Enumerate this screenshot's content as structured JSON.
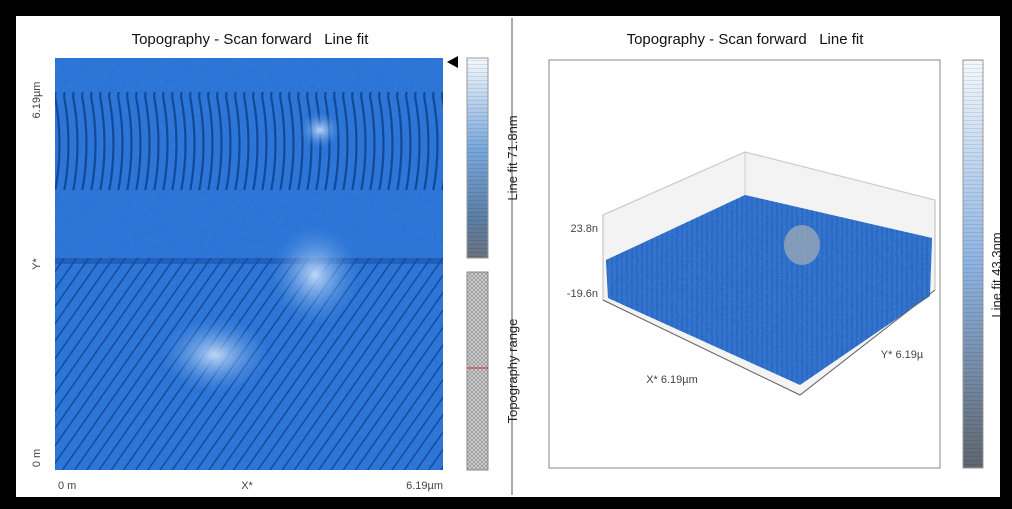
{
  "left_panel": {
    "title": "Topography - Scan forward   Line fit",
    "y_axis": {
      "top": "6.19µm",
      "label": "Y*",
      "bottom": "0 m"
    },
    "x_axis": {
      "left": "0 m",
      "label": "X*",
      "right": "6.19µm"
    },
    "colorbar_label": "Line fit 71.8nm",
    "range_label": "Topography range"
  },
  "right_panel": {
    "title": "Topography - Scan forward   Line fit",
    "z_top": "23.8n",
    "z_bottom": "-19.6n",
    "x_label": "X* 6.19µm",
    "y_label": "Y* 6.19µ",
    "colorbar_label": "Line fit 43.3nm"
  }
}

» What the task requires: Write the entries above out in full, exactly, with no images.

» Answer for the task:
Enumerate this screenshot's content as structured JSON.
{
  "left_panel": {
    "title": "Topography - Scan forward   Line fit",
    "y_axis": {
      "top": "6.19µm",
      "label": "Y*",
      "bottom": "0 m"
    },
    "x_axis": {
      "left": "0 m",
      "label": "X*",
      "right": "6.19µm"
    },
    "colorbar_label": "Line fit 71.8nm",
    "range_label": "Topography range"
  },
  "right_panel": {
    "title": "Topography - Scan forward   Line fit",
    "z_top": "23.8n",
    "z_bottom": "-19.6n",
    "x_label": "X* 6.19µm",
    "y_label": "Y* 6.19µ",
    "colorbar_label": "Line fit 43.3nm"
  }
}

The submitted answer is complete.